▶ [Excerpts from a dataset]
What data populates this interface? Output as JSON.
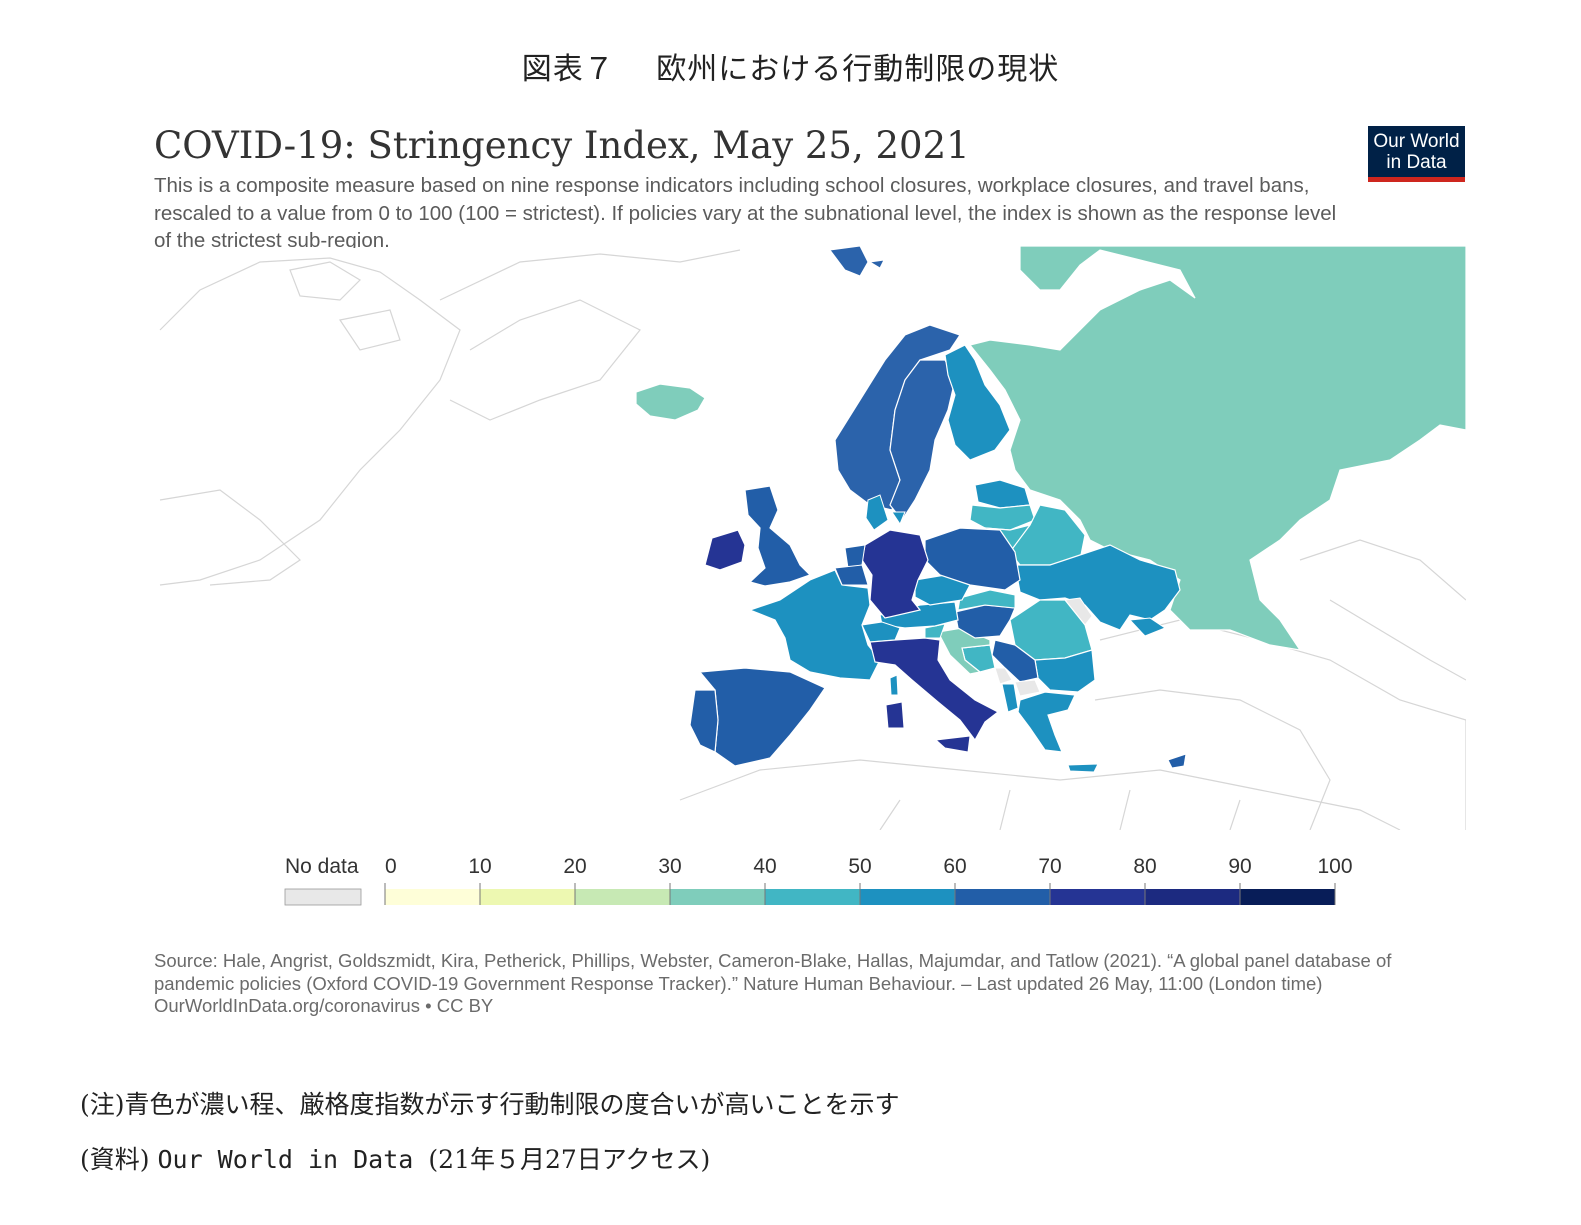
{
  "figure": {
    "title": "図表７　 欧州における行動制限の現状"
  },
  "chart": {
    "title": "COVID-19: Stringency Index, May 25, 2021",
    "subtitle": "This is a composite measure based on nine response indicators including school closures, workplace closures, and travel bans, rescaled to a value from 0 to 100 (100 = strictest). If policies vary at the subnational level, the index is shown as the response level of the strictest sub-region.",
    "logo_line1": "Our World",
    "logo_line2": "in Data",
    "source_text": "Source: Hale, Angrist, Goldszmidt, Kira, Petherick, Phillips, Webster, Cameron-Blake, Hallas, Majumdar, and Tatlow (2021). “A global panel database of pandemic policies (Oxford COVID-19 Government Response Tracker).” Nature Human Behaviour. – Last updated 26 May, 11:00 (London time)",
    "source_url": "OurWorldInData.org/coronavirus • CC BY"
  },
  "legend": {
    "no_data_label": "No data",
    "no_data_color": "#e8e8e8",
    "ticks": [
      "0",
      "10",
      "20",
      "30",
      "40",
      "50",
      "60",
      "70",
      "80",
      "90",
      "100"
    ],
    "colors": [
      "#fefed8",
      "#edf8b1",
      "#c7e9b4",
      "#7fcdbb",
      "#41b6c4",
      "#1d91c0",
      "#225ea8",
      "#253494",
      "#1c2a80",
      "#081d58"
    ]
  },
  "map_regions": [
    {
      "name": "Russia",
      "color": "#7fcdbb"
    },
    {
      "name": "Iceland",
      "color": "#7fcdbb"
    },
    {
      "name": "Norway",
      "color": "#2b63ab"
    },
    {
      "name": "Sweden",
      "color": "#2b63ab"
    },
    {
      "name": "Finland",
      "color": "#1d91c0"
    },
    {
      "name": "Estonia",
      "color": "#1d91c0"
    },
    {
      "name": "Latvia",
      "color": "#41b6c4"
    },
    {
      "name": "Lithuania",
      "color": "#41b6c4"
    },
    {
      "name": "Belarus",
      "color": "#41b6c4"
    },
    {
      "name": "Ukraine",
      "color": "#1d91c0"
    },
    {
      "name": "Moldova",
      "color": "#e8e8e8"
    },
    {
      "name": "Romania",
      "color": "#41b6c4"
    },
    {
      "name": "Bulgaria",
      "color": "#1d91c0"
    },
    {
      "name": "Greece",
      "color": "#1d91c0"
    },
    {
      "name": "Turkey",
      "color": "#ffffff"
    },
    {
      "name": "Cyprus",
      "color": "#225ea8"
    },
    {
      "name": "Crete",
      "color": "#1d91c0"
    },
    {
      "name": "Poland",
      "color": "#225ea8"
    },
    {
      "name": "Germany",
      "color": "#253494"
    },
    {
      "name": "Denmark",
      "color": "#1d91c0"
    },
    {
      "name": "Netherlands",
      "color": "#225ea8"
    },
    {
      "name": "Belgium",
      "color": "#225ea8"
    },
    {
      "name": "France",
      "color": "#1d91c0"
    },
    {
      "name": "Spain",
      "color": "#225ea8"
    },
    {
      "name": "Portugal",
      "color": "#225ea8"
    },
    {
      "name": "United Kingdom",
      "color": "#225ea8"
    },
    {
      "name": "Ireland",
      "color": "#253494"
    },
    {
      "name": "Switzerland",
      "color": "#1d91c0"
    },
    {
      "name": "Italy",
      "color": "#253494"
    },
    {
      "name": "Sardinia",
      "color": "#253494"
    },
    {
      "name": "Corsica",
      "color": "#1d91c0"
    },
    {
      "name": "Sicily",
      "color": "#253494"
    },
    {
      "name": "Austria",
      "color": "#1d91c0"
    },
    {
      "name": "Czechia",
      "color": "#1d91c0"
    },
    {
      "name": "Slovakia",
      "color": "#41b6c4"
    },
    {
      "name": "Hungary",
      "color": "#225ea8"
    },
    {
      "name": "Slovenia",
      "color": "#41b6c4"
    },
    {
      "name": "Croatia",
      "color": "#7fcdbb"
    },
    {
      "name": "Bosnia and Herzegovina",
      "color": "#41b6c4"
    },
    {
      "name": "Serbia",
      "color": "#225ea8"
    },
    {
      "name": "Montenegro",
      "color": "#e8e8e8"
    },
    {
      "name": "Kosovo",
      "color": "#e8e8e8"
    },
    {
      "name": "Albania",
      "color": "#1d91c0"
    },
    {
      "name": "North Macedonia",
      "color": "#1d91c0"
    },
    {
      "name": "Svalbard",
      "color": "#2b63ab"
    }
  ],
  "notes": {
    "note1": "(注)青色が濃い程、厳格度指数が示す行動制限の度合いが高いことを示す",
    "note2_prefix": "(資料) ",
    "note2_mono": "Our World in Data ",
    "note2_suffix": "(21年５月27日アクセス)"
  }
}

▶ [Exercise description]
Without the pictures, return all the entries above exactly as they stand.

▶ [Exercise response]
What data populates this interface? Output as JSON.
{
  "figure": {
    "title": "図表７　 欧州における行動制限の現状"
  },
  "chart": {
    "title": "COVID-19: Stringency Index, May 25, 2021",
    "subtitle": "This is a composite measure based on nine response indicators including school closures, workplace closures, and travel bans, rescaled to a value from 0 to 100 (100 = strictest). If policies vary at the subnational level, the index is shown as the response level of the strictest sub-region.",
    "logo_line1": "Our World",
    "logo_line2": "in Data",
    "source_text": "Source: Hale, Angrist, Goldszmidt, Kira, Petherick, Phillips, Webster, Cameron-Blake, Hallas, Majumdar, and Tatlow (2021). “A global panel database of pandemic policies (Oxford COVID-19 Government Response Tracker).” Nature Human Behaviour. – Last updated 26 May, 11:00 (London time)",
    "source_url": "OurWorldInData.org/coronavirus • CC BY"
  },
  "legend": {
    "no_data_label": "No data",
    "no_data_color": "#e8e8e8",
    "ticks": [
      "0",
      "10",
      "20",
      "30",
      "40",
      "50",
      "60",
      "70",
      "80",
      "90",
      "100"
    ],
    "colors": [
      "#fefed8",
      "#edf8b1",
      "#c7e9b4",
      "#7fcdbb",
      "#41b6c4",
      "#1d91c0",
      "#225ea8",
      "#253494",
      "#1c2a80",
      "#081d58"
    ]
  },
  "map_regions": [
    {
      "name": "Russia",
      "color": "#7fcdbb"
    },
    {
      "name": "Iceland",
      "color": "#7fcdbb"
    },
    {
      "name": "Norway",
      "color": "#2b63ab"
    },
    {
      "name": "Sweden",
      "color": "#2b63ab"
    },
    {
      "name": "Finland",
      "color": "#1d91c0"
    },
    {
      "name": "Estonia",
      "color": "#1d91c0"
    },
    {
      "name": "Latvia",
      "color": "#41b6c4"
    },
    {
      "name": "Lithuania",
      "color": "#41b6c4"
    },
    {
      "name": "Belarus",
      "color": "#41b6c4"
    },
    {
      "name": "Ukraine",
      "color": "#1d91c0"
    },
    {
      "name": "Moldova",
      "color": "#e8e8e8"
    },
    {
      "name": "Romania",
      "color": "#41b6c4"
    },
    {
      "name": "Bulgaria",
      "color": "#1d91c0"
    },
    {
      "name": "Greece",
      "color": "#1d91c0"
    },
    {
      "name": "Turkey",
      "color": "#ffffff"
    },
    {
      "name": "Cyprus",
      "color": "#225ea8"
    },
    {
      "name": "Crete",
      "color": "#1d91c0"
    },
    {
      "name": "Poland",
      "color": "#225ea8"
    },
    {
      "name": "Germany",
      "color": "#253494"
    },
    {
      "name": "Denmark",
      "color": "#1d91c0"
    },
    {
      "name": "Netherlands",
      "color": "#225ea8"
    },
    {
      "name": "Belgium",
      "color": "#225ea8"
    },
    {
      "name": "France",
      "color": "#1d91c0"
    },
    {
      "name": "Spain",
      "color": "#225ea8"
    },
    {
      "name": "Portugal",
      "color": "#225ea8"
    },
    {
      "name": "United Kingdom",
      "color": "#225ea8"
    },
    {
      "name": "Ireland",
      "color": "#253494"
    },
    {
      "name": "Switzerland",
      "color": "#1d91c0"
    },
    {
      "name": "Italy",
      "color": "#253494"
    },
    {
      "name": "Sardinia",
      "color": "#253494"
    },
    {
      "name": "Corsica",
      "color": "#1d91c0"
    },
    {
      "name": "Sicily",
      "color": "#253494"
    },
    {
      "name": "Austria",
      "color": "#1d91c0"
    },
    {
      "name": "Czechia",
      "color": "#1d91c0"
    },
    {
      "name": "Slovakia",
      "color": "#41b6c4"
    },
    {
      "name": "Hungary",
      "color": "#225ea8"
    },
    {
      "name": "Slovenia",
      "color": "#41b6c4"
    },
    {
      "name": "Croatia",
      "color": "#7fcdbb"
    },
    {
      "name": "Bosnia and Herzegovina",
      "color": "#41b6c4"
    },
    {
      "name": "Serbia",
      "color": "#225ea8"
    },
    {
      "name": "Montenegro",
      "color": "#e8e8e8"
    },
    {
      "name": "Kosovo",
      "color": "#e8e8e8"
    },
    {
      "name": "Albania",
      "color": "#1d91c0"
    },
    {
      "name": "North Macedonia",
      "color": "#1d91c0"
    },
    {
      "name": "Svalbard",
      "color": "#2b63ab"
    }
  ],
  "notes": {
    "note1": "(注)青色が濃い程、厳格度指数が示す行動制限の度合いが高いことを示す",
    "note2_prefix": "(資料) ",
    "note2_mono": "Our World in Data ",
    "note2_suffix": "(21年５月27日アクセス)"
  }
}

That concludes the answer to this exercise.